TEXTO DA PÁGINA =
O ex-deputado federal Eduardo Bolsonaro (PL-SP) falou, nesse domingo (17/5), a respeito do financiamento do filme autobiográfico Dark Horse, que contará a trajetória política do ex-presidente Jair Bolsonaro (PL).

Após a repercussão da notícia de que o banqueiro Daniel Vorcaro, controlador do banco Master, financiou a produção, Eduardo negou que houve oferta de qualquer contrapartida a ele, em razão do dinheiro repassado para o longa-metragem.

“A gente só tinha a oferecer a ele exposição para ele ser perseguido. Qual era a contrapartida do Vorcaro?”, questionou Eduardo durante em entrevista ao blogueiro Paulo Figueiredo.

INSTRUÇÃO DE TRABALHO 1 =
Reproduza literalmente o trecho da notícia sobre o financiamento do filme Dark Horse que se inicia com as palavras "Após a repercussão" e se encerra com "para o longa-metragem.".
INSTRUÇÃO DE TRABALHO 2 =
Retome a notícia sobre o financiamento do filme Dark Horse e prossiga com ela a partir da última frase apresentada.

DADOS PARA ANÁLISE =
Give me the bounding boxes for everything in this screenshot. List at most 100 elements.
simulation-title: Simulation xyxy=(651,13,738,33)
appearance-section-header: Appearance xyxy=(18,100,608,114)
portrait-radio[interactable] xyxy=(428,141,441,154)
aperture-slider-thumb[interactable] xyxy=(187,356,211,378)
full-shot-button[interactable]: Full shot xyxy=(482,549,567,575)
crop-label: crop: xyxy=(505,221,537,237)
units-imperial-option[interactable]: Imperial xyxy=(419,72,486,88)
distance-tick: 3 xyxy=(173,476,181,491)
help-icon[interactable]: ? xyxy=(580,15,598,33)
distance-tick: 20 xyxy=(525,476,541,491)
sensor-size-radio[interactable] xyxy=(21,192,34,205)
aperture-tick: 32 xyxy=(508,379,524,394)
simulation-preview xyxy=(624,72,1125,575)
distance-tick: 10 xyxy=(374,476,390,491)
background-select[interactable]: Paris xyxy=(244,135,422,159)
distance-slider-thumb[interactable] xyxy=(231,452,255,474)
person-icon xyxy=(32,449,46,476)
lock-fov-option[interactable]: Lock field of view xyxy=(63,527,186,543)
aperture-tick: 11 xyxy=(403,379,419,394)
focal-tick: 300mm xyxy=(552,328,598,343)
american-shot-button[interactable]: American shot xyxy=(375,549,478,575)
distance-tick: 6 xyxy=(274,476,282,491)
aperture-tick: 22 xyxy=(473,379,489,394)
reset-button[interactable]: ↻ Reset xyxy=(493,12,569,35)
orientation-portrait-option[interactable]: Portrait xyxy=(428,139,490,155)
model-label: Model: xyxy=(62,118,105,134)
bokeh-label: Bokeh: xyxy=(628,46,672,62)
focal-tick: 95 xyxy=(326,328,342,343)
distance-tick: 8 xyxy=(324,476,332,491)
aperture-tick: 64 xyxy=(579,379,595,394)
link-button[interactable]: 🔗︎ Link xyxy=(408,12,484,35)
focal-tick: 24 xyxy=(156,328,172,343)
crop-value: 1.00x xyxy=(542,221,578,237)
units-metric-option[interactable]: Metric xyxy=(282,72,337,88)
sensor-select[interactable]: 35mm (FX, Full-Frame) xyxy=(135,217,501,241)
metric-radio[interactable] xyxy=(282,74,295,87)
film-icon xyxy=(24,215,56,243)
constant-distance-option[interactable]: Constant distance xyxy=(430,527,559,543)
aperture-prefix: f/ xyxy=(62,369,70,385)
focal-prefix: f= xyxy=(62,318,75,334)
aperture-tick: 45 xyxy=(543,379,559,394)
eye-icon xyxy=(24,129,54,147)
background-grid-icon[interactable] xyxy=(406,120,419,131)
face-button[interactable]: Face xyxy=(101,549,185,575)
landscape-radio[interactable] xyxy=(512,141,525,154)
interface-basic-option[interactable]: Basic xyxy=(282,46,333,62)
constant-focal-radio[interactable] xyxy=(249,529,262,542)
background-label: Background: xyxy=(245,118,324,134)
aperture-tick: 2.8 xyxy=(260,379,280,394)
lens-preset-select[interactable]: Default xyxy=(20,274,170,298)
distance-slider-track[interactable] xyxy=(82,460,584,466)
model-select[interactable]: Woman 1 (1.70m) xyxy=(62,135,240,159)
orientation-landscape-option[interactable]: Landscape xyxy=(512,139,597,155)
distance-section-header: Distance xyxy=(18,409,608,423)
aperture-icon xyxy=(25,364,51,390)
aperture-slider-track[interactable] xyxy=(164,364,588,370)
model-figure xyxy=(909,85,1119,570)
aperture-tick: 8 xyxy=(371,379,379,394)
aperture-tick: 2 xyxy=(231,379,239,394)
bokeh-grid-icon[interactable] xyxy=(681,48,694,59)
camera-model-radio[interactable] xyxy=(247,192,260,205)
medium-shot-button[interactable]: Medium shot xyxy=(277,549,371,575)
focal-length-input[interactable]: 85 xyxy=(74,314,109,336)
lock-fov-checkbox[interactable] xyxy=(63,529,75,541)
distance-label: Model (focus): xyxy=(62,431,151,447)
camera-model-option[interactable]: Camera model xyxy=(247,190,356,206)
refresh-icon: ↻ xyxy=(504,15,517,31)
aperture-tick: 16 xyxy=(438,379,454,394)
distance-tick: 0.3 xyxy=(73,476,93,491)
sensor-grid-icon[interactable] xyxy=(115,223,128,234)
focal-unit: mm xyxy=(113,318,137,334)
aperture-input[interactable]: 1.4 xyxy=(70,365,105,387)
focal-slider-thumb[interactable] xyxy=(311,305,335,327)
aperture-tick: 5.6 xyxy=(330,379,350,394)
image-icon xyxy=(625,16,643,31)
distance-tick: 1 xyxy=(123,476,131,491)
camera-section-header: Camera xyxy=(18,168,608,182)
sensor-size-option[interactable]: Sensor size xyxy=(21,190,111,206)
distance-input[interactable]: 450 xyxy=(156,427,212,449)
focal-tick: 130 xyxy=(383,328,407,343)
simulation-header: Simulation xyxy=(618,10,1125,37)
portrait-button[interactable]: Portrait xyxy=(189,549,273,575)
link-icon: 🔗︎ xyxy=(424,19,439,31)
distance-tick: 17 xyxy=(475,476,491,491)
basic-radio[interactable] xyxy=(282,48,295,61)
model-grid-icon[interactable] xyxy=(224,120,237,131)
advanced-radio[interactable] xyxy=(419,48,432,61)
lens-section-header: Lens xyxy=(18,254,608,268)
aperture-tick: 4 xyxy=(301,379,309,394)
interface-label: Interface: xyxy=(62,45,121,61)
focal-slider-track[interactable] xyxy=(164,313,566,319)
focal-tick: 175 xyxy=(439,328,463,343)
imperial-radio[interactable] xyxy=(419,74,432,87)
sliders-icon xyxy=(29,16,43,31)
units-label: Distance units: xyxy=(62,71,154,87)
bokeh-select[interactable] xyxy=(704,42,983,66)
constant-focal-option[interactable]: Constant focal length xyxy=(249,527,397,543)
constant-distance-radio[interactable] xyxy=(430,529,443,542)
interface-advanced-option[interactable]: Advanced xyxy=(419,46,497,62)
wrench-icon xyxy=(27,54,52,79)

ÁREA DE RESPOSTA 1 =
Após a repercussão da notícia de que o banqueiro Daniel Vorcaro, controlador do banco Master, financiou a produção, Eduardo negou que houve oferta de qualquer contrapartida a ele, em razão do dinheiro repassado para o longa-metragem.

ÁREA DE RESPOSTA 2 =
O uso do dinheiro de Vorcaro ficou evidenciado em mensagens enviadas pelo senador e pré-candidato à Presidência, Flávio Bolsonaro (PL-RJ), que vieram à tona na última semana, em reportagem publicada pelo site The Intercept Brasil.

Depois de negar, inicialmente, o uso do dinheiro do banqueiro para financiar o filme, Flávio admitiu que houve um contrato de patrocínio com Vorcaro. Segundo o Intercept, o valor total do acordo chegaria a US$ 134 milhões.

“Renda passiva”

Eduardo negou, ainda, que tenha tido qualquer contato ou relação com Vorcaro e que não recebeu dinheiro dele ou de qualquer fundo ligado ao banqueiro.

“Se houver conversas minhas com Vorcaro, parem de me seguir”, disse ele aos apoiadores. “Não há qualquer possibilidade. Não participei de nenhum encontro com ele, nem no contexto do filme”, declarou.

Segundo Eduardo, o contrato com Vorcaro restringiu-se ao filme.

Depois das suspeitas de que parte do dinheiro do controlador do Master teria sido utilizada para sustentá-lo em solo norte-americano, Eduardo disse que se mantém com “renda passiva”.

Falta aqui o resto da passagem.